Task instructions |
Please write out the material below exactly as given.

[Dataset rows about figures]

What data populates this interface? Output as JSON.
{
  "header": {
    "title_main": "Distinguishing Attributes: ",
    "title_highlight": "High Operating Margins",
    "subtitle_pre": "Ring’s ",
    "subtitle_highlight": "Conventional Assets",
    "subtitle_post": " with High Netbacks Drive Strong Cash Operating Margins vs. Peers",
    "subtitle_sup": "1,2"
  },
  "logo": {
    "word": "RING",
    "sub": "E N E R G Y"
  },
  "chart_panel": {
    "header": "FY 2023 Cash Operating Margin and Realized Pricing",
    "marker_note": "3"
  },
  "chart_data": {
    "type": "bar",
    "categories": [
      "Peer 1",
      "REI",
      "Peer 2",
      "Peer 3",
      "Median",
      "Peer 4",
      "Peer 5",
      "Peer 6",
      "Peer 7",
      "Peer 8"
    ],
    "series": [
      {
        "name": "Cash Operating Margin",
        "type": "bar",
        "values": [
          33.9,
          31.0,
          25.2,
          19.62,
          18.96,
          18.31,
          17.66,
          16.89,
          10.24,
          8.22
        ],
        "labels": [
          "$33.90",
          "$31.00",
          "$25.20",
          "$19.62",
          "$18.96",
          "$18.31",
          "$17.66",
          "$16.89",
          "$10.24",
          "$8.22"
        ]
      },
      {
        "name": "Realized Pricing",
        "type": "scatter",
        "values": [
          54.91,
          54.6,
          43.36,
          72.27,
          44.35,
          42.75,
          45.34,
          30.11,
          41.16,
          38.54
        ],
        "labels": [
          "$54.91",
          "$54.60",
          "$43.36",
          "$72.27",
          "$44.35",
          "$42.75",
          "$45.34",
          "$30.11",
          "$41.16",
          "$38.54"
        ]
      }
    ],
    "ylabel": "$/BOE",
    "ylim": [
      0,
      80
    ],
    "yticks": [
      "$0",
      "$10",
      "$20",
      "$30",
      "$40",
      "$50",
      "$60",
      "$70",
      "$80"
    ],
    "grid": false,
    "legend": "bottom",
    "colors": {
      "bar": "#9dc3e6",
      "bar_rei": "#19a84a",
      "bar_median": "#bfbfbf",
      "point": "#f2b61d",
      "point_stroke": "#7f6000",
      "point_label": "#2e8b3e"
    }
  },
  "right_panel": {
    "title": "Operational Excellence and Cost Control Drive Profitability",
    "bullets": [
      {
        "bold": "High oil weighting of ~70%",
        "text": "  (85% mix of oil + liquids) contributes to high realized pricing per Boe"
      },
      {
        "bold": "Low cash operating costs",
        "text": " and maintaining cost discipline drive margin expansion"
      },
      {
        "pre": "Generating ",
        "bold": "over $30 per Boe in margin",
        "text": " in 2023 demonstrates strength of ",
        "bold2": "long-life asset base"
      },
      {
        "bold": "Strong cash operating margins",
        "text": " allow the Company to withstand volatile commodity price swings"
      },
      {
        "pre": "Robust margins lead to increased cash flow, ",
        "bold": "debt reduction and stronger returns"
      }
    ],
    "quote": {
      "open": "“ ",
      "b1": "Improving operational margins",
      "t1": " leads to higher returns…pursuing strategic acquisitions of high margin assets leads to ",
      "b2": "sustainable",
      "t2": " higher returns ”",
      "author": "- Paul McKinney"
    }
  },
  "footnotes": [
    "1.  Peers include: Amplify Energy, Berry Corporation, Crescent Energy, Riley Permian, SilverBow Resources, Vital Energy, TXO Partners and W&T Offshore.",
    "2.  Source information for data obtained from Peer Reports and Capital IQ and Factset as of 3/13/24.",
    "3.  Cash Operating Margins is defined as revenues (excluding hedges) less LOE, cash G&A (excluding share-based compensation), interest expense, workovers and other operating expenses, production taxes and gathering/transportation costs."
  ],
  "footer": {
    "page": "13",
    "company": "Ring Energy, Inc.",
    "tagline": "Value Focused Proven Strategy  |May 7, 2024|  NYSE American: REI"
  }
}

Result of this task |
What data populates this interface? Output as JSON.
{
  "header": {
    "title_main": "Distinguishing Attributes: ",
    "title_highlight": "High Operating Margins",
    "subtitle_pre": "Ring’s ",
    "subtitle_highlight": "Conventional Assets",
    "subtitle_post": " with High Netbacks Drive Strong Cash Operating Margins vs. Peers",
    "subtitle_sup": "1,2"
  },
  "logo": {
    "word": "RING",
    "sub": "E N E R G Y"
  },
  "chart_panel": {
    "header": "FY 2023 Cash Operating Margin and Realized Pricing",
    "marker_note": "3"
  },
  "chart_data": {
    "type": "bar",
    "categories": [
      "Peer 1",
      "REI",
      "Peer 2",
      "Peer 3",
      "Median",
      "Peer 4",
      "Peer 5",
      "Peer 6",
      "Peer 7",
      "Peer 8"
    ],
    "series": [
      {
        "name": "Cash Operating Margin",
        "type": "bar",
        "values": [
          33.9,
          31.0,
          25.2,
          19.62,
          18.96,
          18.31,
          17.66,
          16.89,
          10.24,
          8.22
        ],
        "labels": [
          "$33.90",
          "$31.00",
          "$25.20",
          "$19.62",
          "$18.96",
          "$18.31",
          "$17.66",
          "$16.89",
          "$10.24",
          "$8.22"
        ]
      },
      {
        "name": "Realized Pricing",
        "type": "scatter",
        "values": [
          54.91,
          54.6,
          43.36,
          72.27,
          44.35,
          42.75,
          45.34,
          30.11,
          41.16,
          38.54
        ],
        "labels": [
          "$54.91",
          "$54.60",
          "$43.36",
          "$72.27",
          "$44.35",
          "$42.75",
          "$45.34",
          "$30.11",
          "$41.16",
          "$38.54"
        ]
      }
    ],
    "ylabel": "$/BOE",
    "ylim": [
      0,
      80
    ],
    "yticks": [
      "$0",
      "$10",
      "$20",
      "$30",
      "$40",
      "$50",
      "$60",
      "$70",
      "$80"
    ],
    "grid": false,
    "legend": "bottom",
    "colors": {
      "bar": "#9dc3e6",
      "bar_rei": "#19a84a",
      "bar_median": "#bfbfbf",
      "point": "#f2b61d",
      "point_stroke": "#7f6000",
      "point_label": "#2e8b3e"
    }
  },
  "right_panel": {
    "title": "Operational Excellence and Cost Control Drive Profitability",
    "bullets": [
      {
        "bold": "High oil weighting of ~70%",
        "text": "  (85% mix of oil + liquids) contributes to high realized pricing per Boe"
      },
      {
        "bold": "Low cash operating costs",
        "text": " and maintaining cost discipline drive margin expansion"
      },
      {
        "pre": "Generating ",
        "bold": "over $30 per Boe in margin",
        "text": " in 2023 demonstrates strength of ",
        "bold2": "long-life asset base"
      },
      {
        "bold": "Strong cash operating margins",
        "text": " allow the Company to withstand volatile commodity price swings"
      },
      {
        "pre": "Robust margins lead to increased cash flow, ",
        "bold": "debt reduction and stronger returns"
      }
    ],
    "quote": {
      "open": "“ ",
      "b1": "Improving operational margins",
      "t1": " leads to higher returns…pursuing strategic acquisitions of high margin assets leads to ",
      "b2": "sustainable",
      "t2": " higher returns ”",
      "author": "- Paul McKinney"
    }
  },
  "footnotes": [
    "1.  Peers include: Amplify Energy, Berry Corporation, Crescent Energy, Riley Permian, SilverBow Resources, Vital Energy, TXO Partners and W&T Offshore.",
    "2.  Source information for data obtained from Peer Reports and Capital IQ and Factset as of 3/13/24.",
    "3.  Cash Operating Margins is defined as revenues (excluding hedges) less LOE, cash G&A (excluding share-based compensation), interest expense, workovers and other operating expenses, production taxes and gathering/transportation costs."
  ],
  "footer": {
    "page": "13",
    "company": "Ring Energy, Inc.",
    "tagline": "Value Focused Proven Strategy  |May 7, 2024|  NYSE American: REI"
  }
}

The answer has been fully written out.